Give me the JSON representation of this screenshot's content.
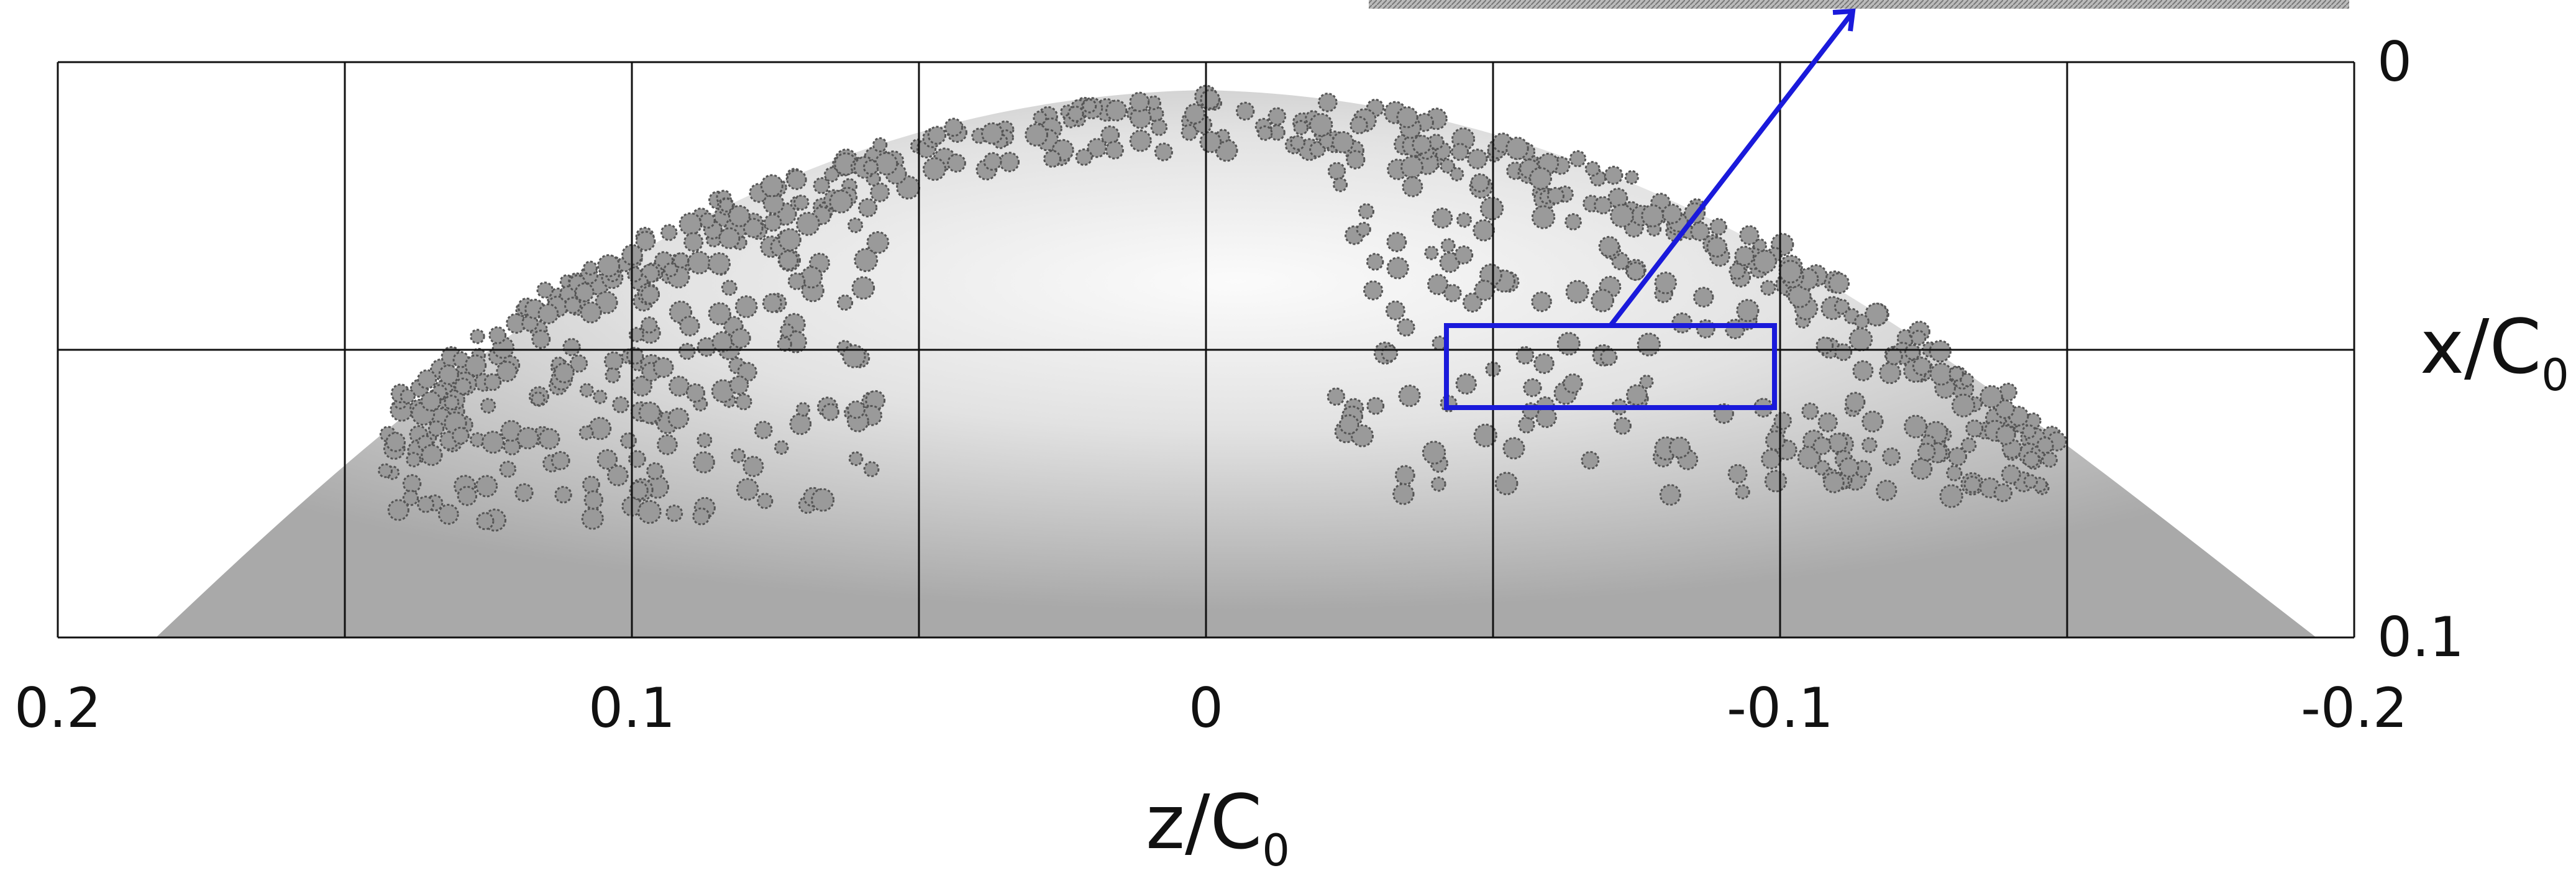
{
  "chart_data": {
    "type": "surface",
    "xlabel": {
      "text": "z/C",
      "sub": "0"
    },
    "ylabel": {
      "text": "x/C",
      "sub": "0"
    },
    "xlim": [
      0.2,
      -0.2
    ],
    "xticks": [
      0.2,
      0.1,
      0,
      -0.1,
      -0.2
    ],
    "ylim": [
      0,
      0.1
    ],
    "yticks": [
      0,
      0.1
    ],
    "y_inverted": true,
    "grid": true,
    "grid_x": [
      0.2,
      0.15,
      0.1,
      0.05,
      0,
      -0.05,
      -0.1,
      -0.15,
      -0.2
    ],
    "grid_y": [
      0,
      0.05,
      0.1
    ],
    "highlight_color": "#1a1adb"
  }
}
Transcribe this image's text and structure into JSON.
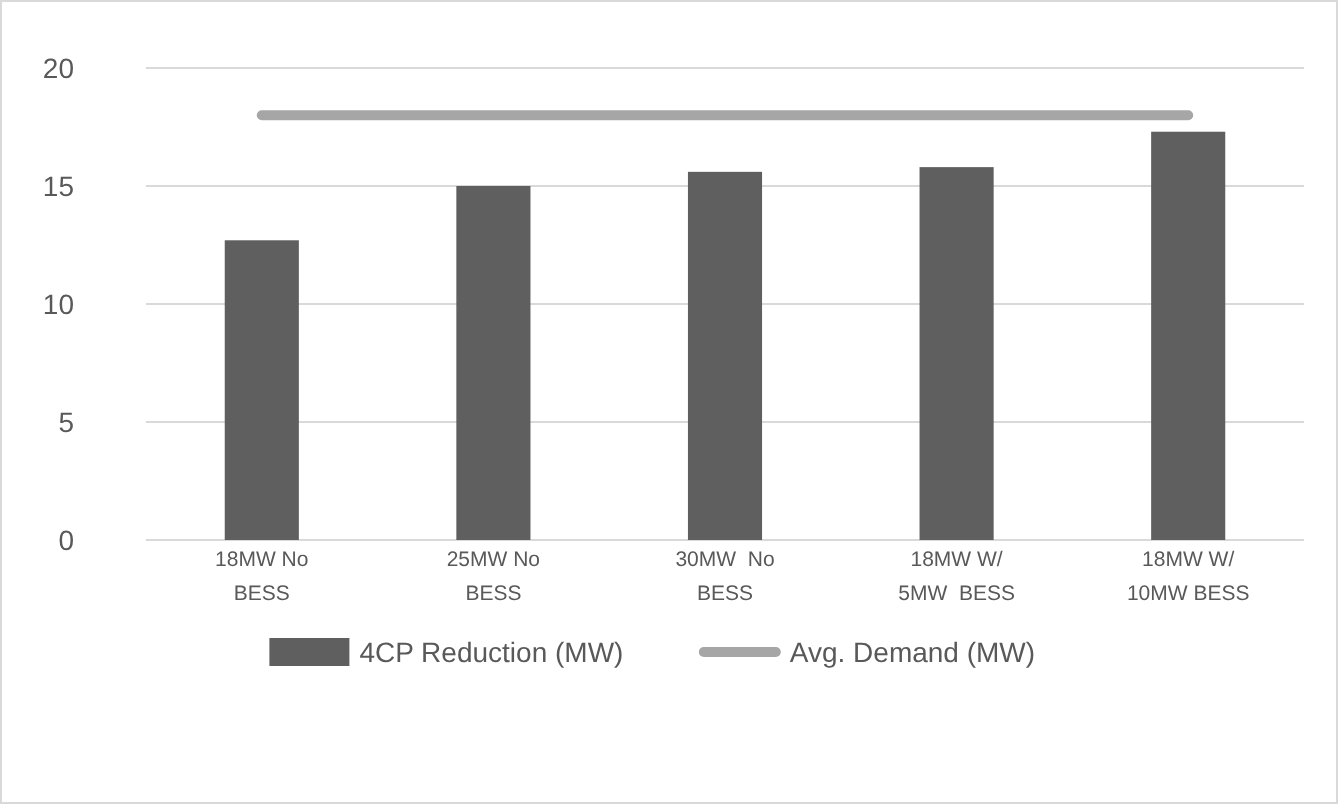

━━━━━━━━━━

§ **Exercise objective**
Without the pictures, return the entries exactly as they appear.

§ **Output**
Give me the JSON representation of this screenshot's content.
{
  "chart_data": {
    "type": "surface",
    "xlabel": {
      "text": "z/C",
      "sub": "0"
    },
    "ylabel": {
      "text": "x/C",
      "sub": "0"
    },
    "xlim": [
      0.2,
      -0.2
    ],
    "xticks": [
      0.2,
      0.1,
      0,
      -0.1,
      -0.2
    ],
    "ylim": [
      0,
      0.1
    ],
    "yticks": [
      0,
      0.1
    ],
    "y_inverted": true,
    "grid": true,
    "grid_x": [
      0.2,
      0.15,
      0.1,
      0.05,
      0,
      -0.05,
      -0.1,
      -0.15,
      -0.2
    ],
    "grid_y": [
      0,
      0.05,
      0.1
    ],
    "highlight_color": "#1a1adb"
  }
}
Transcribe this image's text and structure into JSON.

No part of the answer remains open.